* [GIVEN PROBLEM]: Check each line of the records for "быстро"; collect those that have it.

* [LISTED RECORDS]:
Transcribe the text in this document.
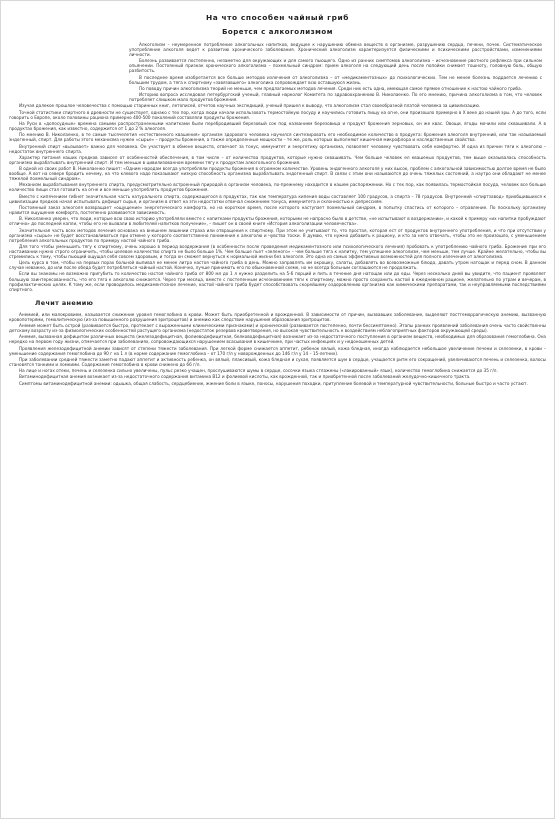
На что способен чайный гриб
Борется с алкоголизмом

Алкоголизм – неумеренное потребление алкогольных напитков, ведущее к нарушению обмена веществ в организме, разрушению сердца, печени, почек. Систематическое употребление алкоголя ведет к развитию хронического заболевания. Хронический алкоголизм характеризуется физическими и психическими расстройствами, изменениями личности.

Болезнь развивается постепенно, незаметно для окружающих и для самого пьющего. Одно из ранних симптомов алкоголизма – исчезновение рвотного рефлекса при сильном опьянении. Постоянный признак хронического алкоголизма – похмельный синдром: прием алкоголя на следующий день после попойки снимает тошноту, головную боль, общую разбитость.

В последнее время изобретается все больше методов излечения от алкоголизма – от «медикаментозных» до психологических. Тем не менее болезнь поддается лечению с большим трудом, а тяга к спиртному «завязавшего» алкоголика сопровождает всю оставшуюся жизнь.

По поводу причин алкоголизма теорий не меньше, чем предлагаемых методов лечения. Среди них есть одна, имеющая самое прямое отношение к настою чайного гриба.

Историю вопроса исследовал петербургский ученый, главный нарколог Комитета по здравоохранению В. Николаенко. По его мнению, причина алкоголизма в том, что человек потребляет слишком мало продуктов брожения.

Изучая далекое прошлое человечества с помощью старинных книг, летописей, отчетов научных экспедиций, ученый пришел к выводу, что алкоголизм стал своеобразной платой человека за цивилизацию.

Точной статистики спиртного в древности не существует, однако с тех пор, когда люди начали использовать термостойкую посуду и научились готовить пищу на огне, они произошло примерно в X веке до нашей эры. А до того, если говорить о Европе, около половины рациона примерно 400-500 поколений составляли продукты брожения.

На Руси в «допосудные» времена самыми распространенными напитками были перебродивший березовый сок под названием березовица и продукт брожения зерновых, он же квас. Овощи, ягоды мочили или сквашивали. А в продуктах брожения, как известно, содержится от 1 до 2 % алкоголя.

По мнению В. Николаенко, в те самые тысячелетия «естественного квашения» организм здорового человека научился синтезировать его необходимое количество в продукта: брожения алкоголя внутренний, или так называемый эндогенный, спирт. Для работы этого механизма нужен «сырье» – продукты брожения, а также определенные мощности – те же, роль которых выполняют кишечная микрофлора и наследственные свойства.

Внутренний спирт «вызывает» важно для человека. Он участвует в обмене веществ, отвечает за тонус, иммунитет и энергетику организма, позволяет человеку чувствовать себя комфортно. И одна из причин тяги к алкоголю – недостаток внутреннего спирта.

Характер питания наших предков зависел от особенностей обеспечения, в том числе – от количества продуктов, которые нужно сквашивать. Чем больше человек ел квашеных продуктов, тем выше оказывалась способность организма вырабатывать внутренний спирт. И тем меньше в цивилизованном времени тягу к продуктам алкогольного брожения.

В одной из своих работ В. Николаенко пишет: «Одним народам всегда употребляли продукты брожения в огромном количестве. Уровень эндогенного алкоголя у них высок, проблем с алкогольной зависимостью долгое время не было вообще. А вот на севере бродить нечему, на что клевого надо показывают низкую способность организма вырабатывать эндогенный спирт. В связи с этим они называются до очень тяжелых состояний, а наутро они обладают не менее тяжелой похмельный синдром».

Механизм вырабатывания внутреннего спирта, предусмотрительно встроенный природой в организм человека, по-прежнему находится в нашем распоряжении. Но с тех пор, как появилась термостойкая посуда, человек все больше количество пищи стал готовить на огне и все меньше употреблять продуктов брожения.

Вместе с кипячением гибнет значительная часть натурального спирта, содержащегося в продуктах, так как температура кипения воды составляет 100 градусов, а спирта – 78 градусов. Внутренний «спиртзавод» приобщившихся к цивилизации предков начал испытывать дефицит сырья, и организм в ответ на эти недостатки отвечал снижением тонуса, иммунитета и склонностью к депрессиям.

Постоянный заказ алкоголя возвращает «ощущение» энергетического комфорта, но на короткое время, после которого наступает похмельный синдром, в попытку спастись от которого – отравление. По поскольку организму нравится ощущение комфорта, постепенно развивается зависимость.

В. Николаенко уверен, что люди, которые всю свою историю употребляли вместе с напитками продукты брожения, которыми не напрасно было в детстве, «не испытывают в воздержании», и какой к примеру «их напитки пробуждают отлично» до последней капли, чтобы его не вызвали в любителей напитков получение», – пишет он в своей книге «История алкоголизации человечества».

Значительная часть всех методов лечения основана на внешнем лишении страха или отвращения к спиртному. При этом не учитывают то, что простая, которая ест от продуктов внутреннего употребления, и что при отсутствии у организма «сырье» не будет восстанавливаться при отмене у которого соответственно понижения к алкоголю и чувства тоски. Я думаю, что нужно добавить к рациону, и кто за него отвечать, чтобы это не произошло, с уменьшением потребления алкогольных продуктов по примеру настой чайного гриба.

Для того чтобы уменьшить тягу к спиртному, очень хорошо в период воздержания (в особенности после проведения медикаментозного или психологического лечения) пробовать к употреблению чайного гриба. Брожение при его настаивании нужно строго ограничить, чтобы целевое количество спирта не было больше 1%. Чем больше пьет «зеленого» – чем больше тяга к напитку, тем успешнее алкоголизм, чем меньше, тем лучше. Крайне желательно, чтобы вы стремились к тому, чтобы пьющий ощущал себя совсем здоровым, и тогда он сможет вернуться к нормальной жизни без алкоголя. Это одна из самых эффективных возможностей для полного излечения от алкоголизма.

Цель курса в том, чтобы на первых порах больной выпивал не менее литра настоя чайного гриба в день. Можно заправлять им окрошку, салаты, добавлять во всевозможные блюда, давать утром натощак и перед сном. В данном случае неважно, до или после обеда будет потребляться чайный настой. Конечно, лучше принимать его по обыкновенной схеме, но не всегда больным соглашаются не продолжать.

Если вы знакомы не возможно пригубить то количество настоя чайного гриба от 800 мл до 1 л нужно разделить на 5-6 порций и пить в течение дня натощак или до еды. Через несколько дней вы увидите, что пациент проявляет большую заинтересованность, что его тяга к алкоголю снижается. Через три месяца, вместе с постепенным исчезновением тяги к спиртному, можно просто сохранить настой в ежедневном рационе, желательно по утрам и вечерам, в профилактических целях. К тому же, если проводилось медикаментозное лечение, настой чайного гриба будет способствовать скорейшему оздоровлению организма как химическими препаратами, так и неуправляемыми последствиями спиртного.

Лечит анемию

Анемией, или малокровием, называется снижение уровня гемоглобина в крови. Может быть приобретенной и врожденной. В зависимости от причин, вызвавших заболевание, выделяют постгеморрагическую анемию, вызванную кровопотерями, гемолитическую (из-за повышенного разрушения эритроцитов) и анемию как следствие нарушения образования эритроцитов.

Анемия может быть острой (развивается быстро, протекает с выраженными клиническими признаками) и хронической (развивается постепенно, почти бессимптомно). Этапы ранних проявлений заболевания очень часто свойственны детскому возрасту из-за физиологических особенностей растущего организма (недостаток резервов кроветворения, но высокая чувствительность к воздействиям неблагоприятных факторов окружающей среды).

Анемия, вызванная дефицитом различных веществ (железодефицитная, фолиеводефицитная, белководефицитная) возникает из-за недостаточного поступления в организм веществ, необходимых для образования гемоглобина. Она нередко на первом году жизни, отмечается при заболеваниях, сопровождающихся нарушением всасывания в кишечнике, при частых инфекциях и у недоношенных детей.

Проявления железодефицитной анемии зависят от степени тяжести заболевания. При легкой форме снижается аппетит, ребенок вялый, кожа бледная, иногда наблюдается небольшое увеличение печени и селезенки, в крови – уменьшение содержания гемоглобина до 90 г на 1 л (в норме содержание гемоглобина – от 170 г/л у новорожденных до 146 г/л у 14 – 15-летних).

При заболевании средней тяжести заметно падают аппетит и активность ребенка, он вялый, плаксивый, кожа бледная и сухая, появляется шум в сердце, учащается ритм его сокращений, увеличиваются печень и селезенка, волосы становятся тонкими и ломкими. Содержание гемоглобина в крови снижено до 66 г/л.

На лице и ногах отеки, печень и селезенка сильно увеличены, пульс резко учащен, прослушиваются шумы в сердце, сосочки языка сглажены («лакированный» язык), количество гемоглобина снижается до 35 г/л.

Витаминодефицитная анемия возникает из-за недостаточного содержания витамина В12 и фолиевой кислоты, как врожденной, так и приобретенной после заболеваний желудочно-кишечного тракта.

Симптомы витаминодефицитной анемии: одышка, общая слабость, сердцебиение, жжение боли в языке, поносы, нарушения походки, притупление болевой и температурной чувствительности, больные быстро и часто устают.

* [TASK ANSWER]:
Анемия может быть острой (развивается быстро, протекает с выраженными клиническими признаками) и хронической (развивается постепенно, почти бессимптомно). Этапы ранних проявлений заболевания очень часто свойственны детскому возрасту из-за физиологических особенностей растущего организма (недостаток резервов кроветворения, но высокая чувствительность к воздействиям неблагоприятных факторов окружающей среды).
Симптомы витаминодефицитной анемии: одышка, общая слабость, сердцебиение, жжение боли в языке, поносы, нарушения походки, притупление болевой и температурной чувствительности, больные быстро и часто устают.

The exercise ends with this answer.